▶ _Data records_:
+-------+

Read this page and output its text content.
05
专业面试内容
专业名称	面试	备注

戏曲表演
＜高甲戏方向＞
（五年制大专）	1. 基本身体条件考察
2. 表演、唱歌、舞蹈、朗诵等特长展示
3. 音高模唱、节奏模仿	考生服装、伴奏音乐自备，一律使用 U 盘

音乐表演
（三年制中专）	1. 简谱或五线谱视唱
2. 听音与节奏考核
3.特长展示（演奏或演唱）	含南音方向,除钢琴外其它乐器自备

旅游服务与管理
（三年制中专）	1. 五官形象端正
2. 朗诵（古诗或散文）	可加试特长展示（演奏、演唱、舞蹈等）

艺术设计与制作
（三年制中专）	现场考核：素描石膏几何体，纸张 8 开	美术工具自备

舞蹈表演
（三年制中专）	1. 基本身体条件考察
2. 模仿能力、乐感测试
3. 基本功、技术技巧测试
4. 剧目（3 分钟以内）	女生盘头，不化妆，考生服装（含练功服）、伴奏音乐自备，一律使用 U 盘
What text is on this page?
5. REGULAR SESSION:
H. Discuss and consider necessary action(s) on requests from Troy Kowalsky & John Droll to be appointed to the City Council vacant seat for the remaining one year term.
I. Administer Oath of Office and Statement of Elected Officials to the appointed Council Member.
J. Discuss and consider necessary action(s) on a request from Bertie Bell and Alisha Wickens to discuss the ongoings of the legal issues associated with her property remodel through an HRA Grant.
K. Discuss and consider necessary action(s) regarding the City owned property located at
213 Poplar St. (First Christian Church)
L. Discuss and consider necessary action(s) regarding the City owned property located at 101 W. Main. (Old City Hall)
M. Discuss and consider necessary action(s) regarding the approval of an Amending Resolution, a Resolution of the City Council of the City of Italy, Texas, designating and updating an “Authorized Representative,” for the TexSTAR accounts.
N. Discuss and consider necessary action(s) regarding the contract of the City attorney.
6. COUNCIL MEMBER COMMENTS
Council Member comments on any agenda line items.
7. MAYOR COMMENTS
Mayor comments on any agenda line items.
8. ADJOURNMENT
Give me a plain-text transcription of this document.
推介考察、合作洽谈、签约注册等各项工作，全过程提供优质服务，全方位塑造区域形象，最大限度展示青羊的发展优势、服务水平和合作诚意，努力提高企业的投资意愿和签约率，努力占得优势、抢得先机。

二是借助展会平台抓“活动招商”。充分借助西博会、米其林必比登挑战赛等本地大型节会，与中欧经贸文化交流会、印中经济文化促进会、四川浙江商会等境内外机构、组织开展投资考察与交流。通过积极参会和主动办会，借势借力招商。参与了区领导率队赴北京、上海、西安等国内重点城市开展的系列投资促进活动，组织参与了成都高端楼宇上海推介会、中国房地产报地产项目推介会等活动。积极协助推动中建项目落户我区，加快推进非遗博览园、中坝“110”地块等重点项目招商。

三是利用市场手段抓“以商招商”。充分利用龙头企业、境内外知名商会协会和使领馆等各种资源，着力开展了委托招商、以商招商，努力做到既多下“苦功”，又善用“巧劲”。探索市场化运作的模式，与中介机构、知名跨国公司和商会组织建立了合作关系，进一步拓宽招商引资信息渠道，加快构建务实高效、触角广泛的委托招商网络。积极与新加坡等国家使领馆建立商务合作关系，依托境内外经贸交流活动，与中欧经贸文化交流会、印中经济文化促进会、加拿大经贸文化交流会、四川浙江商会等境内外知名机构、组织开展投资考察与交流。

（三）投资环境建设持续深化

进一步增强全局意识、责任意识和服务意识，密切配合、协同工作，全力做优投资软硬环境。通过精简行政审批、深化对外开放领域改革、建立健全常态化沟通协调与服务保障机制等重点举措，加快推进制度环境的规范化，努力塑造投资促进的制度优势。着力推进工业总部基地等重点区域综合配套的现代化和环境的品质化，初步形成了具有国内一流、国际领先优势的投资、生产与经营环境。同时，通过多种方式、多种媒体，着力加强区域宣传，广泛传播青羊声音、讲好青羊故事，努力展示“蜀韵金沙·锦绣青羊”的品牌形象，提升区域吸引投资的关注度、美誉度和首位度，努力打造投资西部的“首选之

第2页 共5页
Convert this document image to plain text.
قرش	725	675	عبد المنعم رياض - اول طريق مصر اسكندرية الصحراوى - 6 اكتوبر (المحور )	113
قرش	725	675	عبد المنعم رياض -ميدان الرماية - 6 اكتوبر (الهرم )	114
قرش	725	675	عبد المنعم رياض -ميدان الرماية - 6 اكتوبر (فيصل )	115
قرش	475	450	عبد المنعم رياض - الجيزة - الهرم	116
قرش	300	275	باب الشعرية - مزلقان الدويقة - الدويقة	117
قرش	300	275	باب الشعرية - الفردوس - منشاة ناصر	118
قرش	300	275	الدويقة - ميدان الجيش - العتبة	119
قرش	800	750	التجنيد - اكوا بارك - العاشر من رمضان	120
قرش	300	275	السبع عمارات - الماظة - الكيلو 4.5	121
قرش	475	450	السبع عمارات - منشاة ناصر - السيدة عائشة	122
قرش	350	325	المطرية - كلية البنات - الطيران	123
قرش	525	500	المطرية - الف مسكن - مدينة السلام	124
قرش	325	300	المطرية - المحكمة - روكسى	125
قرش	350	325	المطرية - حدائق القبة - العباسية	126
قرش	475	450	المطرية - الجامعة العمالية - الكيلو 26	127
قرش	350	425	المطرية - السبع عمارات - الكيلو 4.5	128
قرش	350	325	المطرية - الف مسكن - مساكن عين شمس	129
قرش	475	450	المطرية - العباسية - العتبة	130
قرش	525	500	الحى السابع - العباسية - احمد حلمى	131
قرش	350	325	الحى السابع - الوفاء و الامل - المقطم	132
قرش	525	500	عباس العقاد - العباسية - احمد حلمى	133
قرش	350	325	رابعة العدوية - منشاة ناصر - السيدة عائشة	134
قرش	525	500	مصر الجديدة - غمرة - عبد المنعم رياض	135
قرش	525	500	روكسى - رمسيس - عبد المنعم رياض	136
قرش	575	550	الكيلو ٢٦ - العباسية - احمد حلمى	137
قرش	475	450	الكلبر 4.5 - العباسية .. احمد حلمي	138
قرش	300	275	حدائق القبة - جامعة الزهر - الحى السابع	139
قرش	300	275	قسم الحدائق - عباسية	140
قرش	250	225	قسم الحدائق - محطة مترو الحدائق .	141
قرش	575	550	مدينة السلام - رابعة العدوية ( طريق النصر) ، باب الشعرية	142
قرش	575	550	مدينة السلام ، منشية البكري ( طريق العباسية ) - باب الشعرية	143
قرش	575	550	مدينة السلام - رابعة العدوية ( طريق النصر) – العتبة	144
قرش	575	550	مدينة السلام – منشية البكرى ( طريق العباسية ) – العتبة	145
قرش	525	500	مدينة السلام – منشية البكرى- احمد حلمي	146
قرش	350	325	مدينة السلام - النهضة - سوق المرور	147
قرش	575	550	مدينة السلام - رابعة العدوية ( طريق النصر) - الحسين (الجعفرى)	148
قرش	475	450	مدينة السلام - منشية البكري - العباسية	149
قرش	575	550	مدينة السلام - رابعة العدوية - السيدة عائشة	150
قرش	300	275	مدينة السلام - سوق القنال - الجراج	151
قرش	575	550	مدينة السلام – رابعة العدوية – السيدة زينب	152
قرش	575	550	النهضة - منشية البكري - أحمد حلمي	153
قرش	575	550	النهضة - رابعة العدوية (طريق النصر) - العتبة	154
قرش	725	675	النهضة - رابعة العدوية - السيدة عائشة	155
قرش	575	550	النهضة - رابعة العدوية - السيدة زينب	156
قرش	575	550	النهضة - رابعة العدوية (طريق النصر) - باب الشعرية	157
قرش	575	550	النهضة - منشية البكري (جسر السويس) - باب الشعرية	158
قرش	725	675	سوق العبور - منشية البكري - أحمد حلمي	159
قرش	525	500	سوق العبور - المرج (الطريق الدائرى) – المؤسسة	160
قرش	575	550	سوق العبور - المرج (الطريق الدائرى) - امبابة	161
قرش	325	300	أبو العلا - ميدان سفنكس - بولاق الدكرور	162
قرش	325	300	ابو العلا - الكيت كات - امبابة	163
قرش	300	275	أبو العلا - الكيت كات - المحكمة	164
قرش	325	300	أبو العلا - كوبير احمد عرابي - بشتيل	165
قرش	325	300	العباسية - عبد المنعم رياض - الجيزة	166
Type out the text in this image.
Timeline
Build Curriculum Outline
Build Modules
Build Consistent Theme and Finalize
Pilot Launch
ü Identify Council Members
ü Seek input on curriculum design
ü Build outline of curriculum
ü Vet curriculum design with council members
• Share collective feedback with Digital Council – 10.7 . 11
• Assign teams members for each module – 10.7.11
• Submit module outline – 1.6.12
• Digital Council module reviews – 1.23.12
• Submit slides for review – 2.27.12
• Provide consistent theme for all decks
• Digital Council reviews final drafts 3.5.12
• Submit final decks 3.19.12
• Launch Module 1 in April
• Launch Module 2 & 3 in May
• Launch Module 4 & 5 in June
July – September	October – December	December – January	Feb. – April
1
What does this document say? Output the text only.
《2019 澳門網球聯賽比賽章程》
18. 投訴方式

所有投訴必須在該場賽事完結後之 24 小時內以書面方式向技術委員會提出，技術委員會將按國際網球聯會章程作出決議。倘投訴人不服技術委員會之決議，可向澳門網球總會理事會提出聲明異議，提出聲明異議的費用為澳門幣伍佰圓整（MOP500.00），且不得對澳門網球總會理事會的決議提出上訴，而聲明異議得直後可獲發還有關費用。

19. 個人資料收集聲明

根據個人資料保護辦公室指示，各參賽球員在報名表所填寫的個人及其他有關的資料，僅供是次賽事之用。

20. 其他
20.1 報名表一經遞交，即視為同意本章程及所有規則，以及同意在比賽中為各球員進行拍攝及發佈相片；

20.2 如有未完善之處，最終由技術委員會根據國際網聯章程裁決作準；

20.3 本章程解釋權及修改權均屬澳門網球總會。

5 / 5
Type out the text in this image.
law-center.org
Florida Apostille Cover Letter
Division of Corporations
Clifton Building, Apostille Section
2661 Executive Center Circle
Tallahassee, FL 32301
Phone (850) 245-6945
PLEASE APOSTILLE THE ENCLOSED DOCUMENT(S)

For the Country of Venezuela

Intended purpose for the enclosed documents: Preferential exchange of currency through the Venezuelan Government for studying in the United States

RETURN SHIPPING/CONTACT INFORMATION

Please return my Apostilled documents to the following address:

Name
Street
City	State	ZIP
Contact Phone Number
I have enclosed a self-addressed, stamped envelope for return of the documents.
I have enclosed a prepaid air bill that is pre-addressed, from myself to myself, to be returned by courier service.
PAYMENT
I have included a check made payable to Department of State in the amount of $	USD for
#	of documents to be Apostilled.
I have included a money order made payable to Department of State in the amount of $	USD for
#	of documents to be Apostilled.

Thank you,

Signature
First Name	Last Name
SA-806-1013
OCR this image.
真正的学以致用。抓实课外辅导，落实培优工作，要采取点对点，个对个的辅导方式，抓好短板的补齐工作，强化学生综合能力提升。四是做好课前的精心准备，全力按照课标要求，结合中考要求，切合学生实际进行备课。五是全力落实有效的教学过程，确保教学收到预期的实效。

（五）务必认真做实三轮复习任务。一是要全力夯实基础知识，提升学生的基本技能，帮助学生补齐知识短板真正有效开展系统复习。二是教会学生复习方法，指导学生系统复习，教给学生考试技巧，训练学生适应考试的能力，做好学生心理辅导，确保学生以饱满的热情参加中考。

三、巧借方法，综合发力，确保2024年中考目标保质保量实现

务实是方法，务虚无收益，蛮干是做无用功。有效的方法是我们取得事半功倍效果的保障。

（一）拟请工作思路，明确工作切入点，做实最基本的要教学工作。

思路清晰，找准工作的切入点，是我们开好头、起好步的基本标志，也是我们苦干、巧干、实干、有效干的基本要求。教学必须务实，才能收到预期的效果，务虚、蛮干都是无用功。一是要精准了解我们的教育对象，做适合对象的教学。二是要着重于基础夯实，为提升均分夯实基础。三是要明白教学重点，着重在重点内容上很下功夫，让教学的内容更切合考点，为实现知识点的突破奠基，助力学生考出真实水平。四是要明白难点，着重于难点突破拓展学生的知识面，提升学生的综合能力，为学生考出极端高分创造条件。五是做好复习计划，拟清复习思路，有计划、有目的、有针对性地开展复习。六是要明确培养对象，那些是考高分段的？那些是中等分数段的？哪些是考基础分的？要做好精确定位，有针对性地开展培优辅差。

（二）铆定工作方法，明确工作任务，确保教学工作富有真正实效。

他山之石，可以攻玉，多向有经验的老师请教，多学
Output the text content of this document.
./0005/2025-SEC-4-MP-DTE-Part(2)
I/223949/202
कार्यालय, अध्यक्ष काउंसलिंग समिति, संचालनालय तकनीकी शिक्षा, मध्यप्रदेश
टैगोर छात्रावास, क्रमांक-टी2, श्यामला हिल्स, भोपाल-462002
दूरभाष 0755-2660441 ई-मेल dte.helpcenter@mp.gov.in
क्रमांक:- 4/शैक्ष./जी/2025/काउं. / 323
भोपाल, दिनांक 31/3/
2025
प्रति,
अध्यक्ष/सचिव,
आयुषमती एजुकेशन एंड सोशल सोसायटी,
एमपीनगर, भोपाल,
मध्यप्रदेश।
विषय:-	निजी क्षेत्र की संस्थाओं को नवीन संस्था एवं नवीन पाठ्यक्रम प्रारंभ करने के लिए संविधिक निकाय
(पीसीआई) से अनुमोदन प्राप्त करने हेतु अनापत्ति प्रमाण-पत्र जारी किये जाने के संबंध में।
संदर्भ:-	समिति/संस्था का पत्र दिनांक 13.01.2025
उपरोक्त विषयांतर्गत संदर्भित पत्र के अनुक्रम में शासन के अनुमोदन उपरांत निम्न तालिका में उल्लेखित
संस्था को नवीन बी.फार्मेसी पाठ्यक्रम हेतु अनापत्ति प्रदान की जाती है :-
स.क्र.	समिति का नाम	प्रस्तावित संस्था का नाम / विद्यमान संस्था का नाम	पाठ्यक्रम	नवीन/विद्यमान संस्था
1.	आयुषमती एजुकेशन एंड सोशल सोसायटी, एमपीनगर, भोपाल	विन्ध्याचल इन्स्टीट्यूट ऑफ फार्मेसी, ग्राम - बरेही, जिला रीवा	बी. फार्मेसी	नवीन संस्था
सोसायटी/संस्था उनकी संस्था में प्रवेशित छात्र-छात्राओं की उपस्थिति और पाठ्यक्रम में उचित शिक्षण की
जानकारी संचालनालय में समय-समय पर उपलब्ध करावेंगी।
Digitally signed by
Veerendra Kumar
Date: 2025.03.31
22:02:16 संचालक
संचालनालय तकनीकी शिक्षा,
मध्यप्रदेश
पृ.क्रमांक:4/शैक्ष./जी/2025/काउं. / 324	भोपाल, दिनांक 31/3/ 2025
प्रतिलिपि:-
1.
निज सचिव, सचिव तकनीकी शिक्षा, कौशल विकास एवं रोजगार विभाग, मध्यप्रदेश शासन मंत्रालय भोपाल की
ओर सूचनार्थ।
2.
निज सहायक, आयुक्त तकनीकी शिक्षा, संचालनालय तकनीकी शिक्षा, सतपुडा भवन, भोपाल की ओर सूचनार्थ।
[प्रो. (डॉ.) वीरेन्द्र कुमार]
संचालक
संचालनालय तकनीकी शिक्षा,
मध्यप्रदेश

+-------+

▶ _Description of the task_: Each line that has the word "text" should be copied.

▶ _Answer for the task_:
Read this page and output its text content.
What text is on this page?
Give me a plain-text transcription of this document.
Convert this document image to plain text.
Type out the text in this image.
What does this document say? Output the text only.
Type out the text in this image.
Output the text content of this document.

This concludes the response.